* **WORK TO DO**
Say how many lines contain the word "معالم" and give no other text.

--

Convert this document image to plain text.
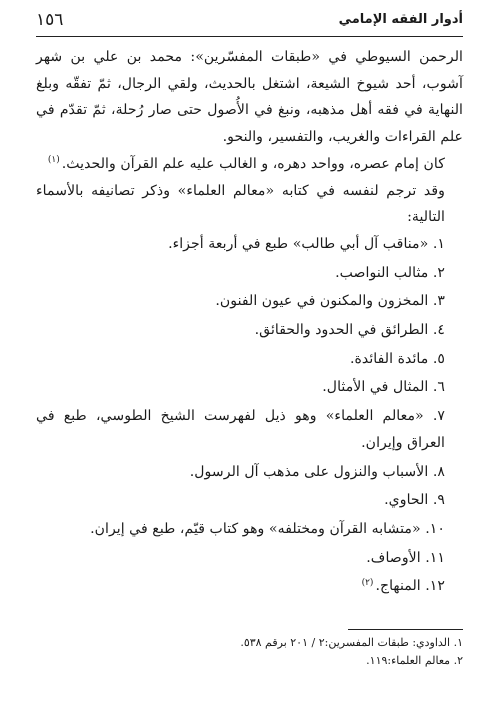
أدوار الفقه الإمامي
١٥٦

الرحمن السيوطي في «طبقات المفسّرين»: محمد بن علي بن شهر آشوب، أحد شيوخ الشيعة، اشتغل بالحديث، ولقي الرجال، ثمّ تفقّه وبلغ النهاية في فقه أهل مذهبه، ونبغ في الأُصول حتى صار رُحلة، ثمّ تقدّم في علم القراءات والغريب، والتفسير، والنحو.

كان إمام عصره، وواحد دهره، و الغالب عليه علم القرآن والحديث.$^{(١)}$

وقد ترجم لنفسه في كتابه «معالم العلماء» وذكر تصانيفه بالأسماء التالية:

١. «مناقب آل أبي طالب» طبع في أربعة أجزاء.
٢. مثالب النواصب.
٣. المخزون والمكنون في عيون الفنون.
٤. الطرائق في الحدود والحقائق.
٥. مائدة الفائدة.
٦. المثال في الأمثال.
٧. «معالم العلماء» وهو ذيل لفهرست الشيخ الطوسي، طبع في العراق وإيران.
٨. الأسباب والنزول على مذهب آل الرسول.
٩. الحاوي.
١٠. «متشابه القرآن ومختلفه» وهو كتاب قيّم، طبع في إيران.
١١. الأوصاف.
١٢. المنهاج.$^{(٢)}$
١. الداودي: طبقات المفسرين:٢ / ٢٠١ برقم ٥٣٨.
٢. معالم العلماء:١١٩.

--

* **RESULT**
3